◆ Given request
Copy out the items verbatim, from the first line through the line that contains "chevron-down-icon[interactable] bbox=[676, 442, 696, 456]", and include that final line.

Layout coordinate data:

----

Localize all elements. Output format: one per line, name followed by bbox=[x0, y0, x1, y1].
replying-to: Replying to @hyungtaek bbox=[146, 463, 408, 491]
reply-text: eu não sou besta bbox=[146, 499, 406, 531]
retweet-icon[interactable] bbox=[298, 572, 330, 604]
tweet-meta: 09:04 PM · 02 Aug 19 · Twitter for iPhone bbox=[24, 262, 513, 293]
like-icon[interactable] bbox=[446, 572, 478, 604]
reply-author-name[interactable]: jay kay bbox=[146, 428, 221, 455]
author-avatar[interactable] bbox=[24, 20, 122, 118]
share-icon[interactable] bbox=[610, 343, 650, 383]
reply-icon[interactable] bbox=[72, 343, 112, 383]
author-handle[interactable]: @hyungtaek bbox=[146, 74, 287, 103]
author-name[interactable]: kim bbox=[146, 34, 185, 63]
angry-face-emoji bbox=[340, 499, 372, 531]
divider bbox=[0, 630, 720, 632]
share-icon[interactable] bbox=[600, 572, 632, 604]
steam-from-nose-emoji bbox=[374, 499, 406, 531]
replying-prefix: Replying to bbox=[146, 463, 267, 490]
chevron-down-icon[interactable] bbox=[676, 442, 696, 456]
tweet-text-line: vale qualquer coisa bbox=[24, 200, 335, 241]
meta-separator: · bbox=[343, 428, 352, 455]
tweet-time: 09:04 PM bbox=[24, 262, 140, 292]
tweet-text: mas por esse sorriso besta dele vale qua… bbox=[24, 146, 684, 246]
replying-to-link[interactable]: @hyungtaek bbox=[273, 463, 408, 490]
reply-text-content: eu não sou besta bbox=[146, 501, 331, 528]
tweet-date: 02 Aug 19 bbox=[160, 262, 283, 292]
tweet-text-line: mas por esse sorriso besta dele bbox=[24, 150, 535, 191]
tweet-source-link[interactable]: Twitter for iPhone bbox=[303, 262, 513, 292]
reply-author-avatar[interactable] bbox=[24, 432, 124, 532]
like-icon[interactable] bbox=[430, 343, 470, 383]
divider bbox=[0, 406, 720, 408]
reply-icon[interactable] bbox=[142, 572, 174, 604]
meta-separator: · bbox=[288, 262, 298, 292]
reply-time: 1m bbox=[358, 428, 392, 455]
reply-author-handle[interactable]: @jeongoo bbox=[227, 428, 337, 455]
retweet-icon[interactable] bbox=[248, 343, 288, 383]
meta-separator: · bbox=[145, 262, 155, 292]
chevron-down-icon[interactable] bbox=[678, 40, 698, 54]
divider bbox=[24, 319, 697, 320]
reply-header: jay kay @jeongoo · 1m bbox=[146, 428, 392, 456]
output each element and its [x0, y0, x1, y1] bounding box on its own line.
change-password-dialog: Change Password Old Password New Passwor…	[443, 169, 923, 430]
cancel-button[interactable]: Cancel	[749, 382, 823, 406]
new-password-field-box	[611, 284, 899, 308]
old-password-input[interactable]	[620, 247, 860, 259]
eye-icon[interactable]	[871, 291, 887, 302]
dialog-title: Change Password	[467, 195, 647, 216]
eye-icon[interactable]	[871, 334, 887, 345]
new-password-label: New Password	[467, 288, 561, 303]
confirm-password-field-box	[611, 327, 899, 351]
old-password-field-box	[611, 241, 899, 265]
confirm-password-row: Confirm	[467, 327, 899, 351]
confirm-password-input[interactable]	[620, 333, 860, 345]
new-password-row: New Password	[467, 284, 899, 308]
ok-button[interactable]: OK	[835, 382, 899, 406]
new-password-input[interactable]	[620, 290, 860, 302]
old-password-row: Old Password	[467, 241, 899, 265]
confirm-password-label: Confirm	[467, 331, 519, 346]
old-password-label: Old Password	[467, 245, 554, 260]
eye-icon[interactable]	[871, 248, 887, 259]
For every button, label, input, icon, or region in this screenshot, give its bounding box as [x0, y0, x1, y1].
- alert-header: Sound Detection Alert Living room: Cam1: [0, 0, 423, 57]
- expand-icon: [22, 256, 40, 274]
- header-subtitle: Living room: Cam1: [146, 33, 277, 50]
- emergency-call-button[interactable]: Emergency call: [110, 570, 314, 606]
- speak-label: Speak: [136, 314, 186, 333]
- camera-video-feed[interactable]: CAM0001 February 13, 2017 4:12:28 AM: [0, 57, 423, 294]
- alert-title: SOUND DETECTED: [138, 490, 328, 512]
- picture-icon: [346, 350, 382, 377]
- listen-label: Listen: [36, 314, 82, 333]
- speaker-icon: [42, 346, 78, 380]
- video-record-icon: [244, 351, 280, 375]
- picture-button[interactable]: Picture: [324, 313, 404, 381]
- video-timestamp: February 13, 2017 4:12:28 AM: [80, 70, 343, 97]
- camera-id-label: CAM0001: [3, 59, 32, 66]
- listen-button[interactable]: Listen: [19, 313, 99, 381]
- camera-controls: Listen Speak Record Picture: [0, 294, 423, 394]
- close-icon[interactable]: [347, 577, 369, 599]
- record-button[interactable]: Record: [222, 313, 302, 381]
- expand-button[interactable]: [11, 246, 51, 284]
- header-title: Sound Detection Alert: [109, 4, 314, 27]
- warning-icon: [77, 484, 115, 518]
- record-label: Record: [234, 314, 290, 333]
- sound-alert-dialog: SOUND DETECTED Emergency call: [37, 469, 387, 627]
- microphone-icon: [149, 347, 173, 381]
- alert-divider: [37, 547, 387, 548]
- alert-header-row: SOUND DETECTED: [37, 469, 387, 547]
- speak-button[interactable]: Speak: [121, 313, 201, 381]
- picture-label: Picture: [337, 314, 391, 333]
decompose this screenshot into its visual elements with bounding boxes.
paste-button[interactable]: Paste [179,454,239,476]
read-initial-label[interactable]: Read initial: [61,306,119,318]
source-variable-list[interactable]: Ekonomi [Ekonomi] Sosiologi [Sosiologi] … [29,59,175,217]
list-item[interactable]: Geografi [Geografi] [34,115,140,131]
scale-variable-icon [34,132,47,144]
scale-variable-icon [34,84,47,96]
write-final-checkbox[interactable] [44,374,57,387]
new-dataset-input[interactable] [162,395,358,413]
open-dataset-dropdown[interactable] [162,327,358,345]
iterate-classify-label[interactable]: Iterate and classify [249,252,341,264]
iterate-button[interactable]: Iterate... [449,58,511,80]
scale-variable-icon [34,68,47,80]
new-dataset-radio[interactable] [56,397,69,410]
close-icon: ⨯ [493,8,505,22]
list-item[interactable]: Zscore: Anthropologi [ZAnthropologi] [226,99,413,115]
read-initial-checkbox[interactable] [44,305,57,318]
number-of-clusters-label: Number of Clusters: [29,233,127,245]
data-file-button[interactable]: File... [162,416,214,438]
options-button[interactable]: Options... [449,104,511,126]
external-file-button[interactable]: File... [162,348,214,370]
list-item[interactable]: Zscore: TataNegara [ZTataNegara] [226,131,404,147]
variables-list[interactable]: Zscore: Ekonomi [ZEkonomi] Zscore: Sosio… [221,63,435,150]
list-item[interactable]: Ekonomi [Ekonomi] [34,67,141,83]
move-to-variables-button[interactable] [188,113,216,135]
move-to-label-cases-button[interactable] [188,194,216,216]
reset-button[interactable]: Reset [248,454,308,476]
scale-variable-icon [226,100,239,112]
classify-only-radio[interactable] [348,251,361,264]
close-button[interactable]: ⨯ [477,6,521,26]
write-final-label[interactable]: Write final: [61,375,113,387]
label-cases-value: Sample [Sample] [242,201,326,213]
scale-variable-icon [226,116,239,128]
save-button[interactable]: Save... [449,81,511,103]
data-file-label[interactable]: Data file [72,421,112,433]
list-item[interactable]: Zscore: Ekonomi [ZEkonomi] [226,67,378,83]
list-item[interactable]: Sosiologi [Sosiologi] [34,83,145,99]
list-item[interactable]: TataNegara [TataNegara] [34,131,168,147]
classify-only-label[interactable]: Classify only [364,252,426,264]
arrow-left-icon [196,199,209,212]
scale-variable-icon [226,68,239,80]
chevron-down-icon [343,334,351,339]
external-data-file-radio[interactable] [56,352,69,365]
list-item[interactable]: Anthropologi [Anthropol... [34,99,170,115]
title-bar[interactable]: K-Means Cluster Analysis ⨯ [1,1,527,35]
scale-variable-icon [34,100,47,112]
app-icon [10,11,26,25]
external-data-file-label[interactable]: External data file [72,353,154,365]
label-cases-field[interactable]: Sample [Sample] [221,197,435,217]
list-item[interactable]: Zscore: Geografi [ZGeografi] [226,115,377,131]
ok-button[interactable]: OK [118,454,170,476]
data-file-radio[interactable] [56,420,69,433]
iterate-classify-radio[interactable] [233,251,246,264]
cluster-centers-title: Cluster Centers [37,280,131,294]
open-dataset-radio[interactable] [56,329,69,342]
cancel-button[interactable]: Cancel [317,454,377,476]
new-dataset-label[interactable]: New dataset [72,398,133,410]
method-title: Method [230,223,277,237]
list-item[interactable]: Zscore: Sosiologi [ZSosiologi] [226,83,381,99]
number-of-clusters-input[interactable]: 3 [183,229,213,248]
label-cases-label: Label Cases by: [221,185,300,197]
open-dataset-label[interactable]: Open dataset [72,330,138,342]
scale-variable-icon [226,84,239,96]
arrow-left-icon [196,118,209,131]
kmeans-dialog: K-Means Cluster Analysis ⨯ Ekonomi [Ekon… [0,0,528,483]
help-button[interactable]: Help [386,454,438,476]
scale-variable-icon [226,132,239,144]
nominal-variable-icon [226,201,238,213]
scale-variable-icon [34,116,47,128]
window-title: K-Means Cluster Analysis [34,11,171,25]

----

◆ Written response
Localize all elements. Output format: one per line, name followed by bbox=[x0, y0, x1, y1].
replying-to: Replying to @hyungtaek bbox=[146, 463, 408, 491]
reply-text: eu não sou besta bbox=[146, 499, 406, 531]
retweet-icon[interactable] bbox=[298, 572, 330, 604]
tweet-meta: 09:04 PM · 02 Aug 19 · Twitter for iPhone bbox=[24, 262, 513, 293]
like-icon[interactable] bbox=[446, 572, 478, 604]
reply-author-name[interactable]: jay kay bbox=[146, 428, 221, 455]
author-avatar[interactable] bbox=[24, 20, 122, 118]
share-icon[interactable] bbox=[610, 343, 650, 383]
reply-icon[interactable] bbox=[72, 343, 112, 383]
author-handle[interactable]: @hyungtaek bbox=[146, 74, 287, 103]
author-name[interactable]: kim bbox=[146, 34, 185, 63]
angry-face-emoji bbox=[340, 499, 372, 531]
divider bbox=[0, 630, 720, 632]
share-icon[interactable] bbox=[600, 572, 632, 604]
steam-from-nose-emoji bbox=[374, 499, 406, 531]
replying-prefix: Replying to bbox=[146, 463, 267, 490]
chevron-down-icon[interactable] bbox=[676, 442, 696, 456]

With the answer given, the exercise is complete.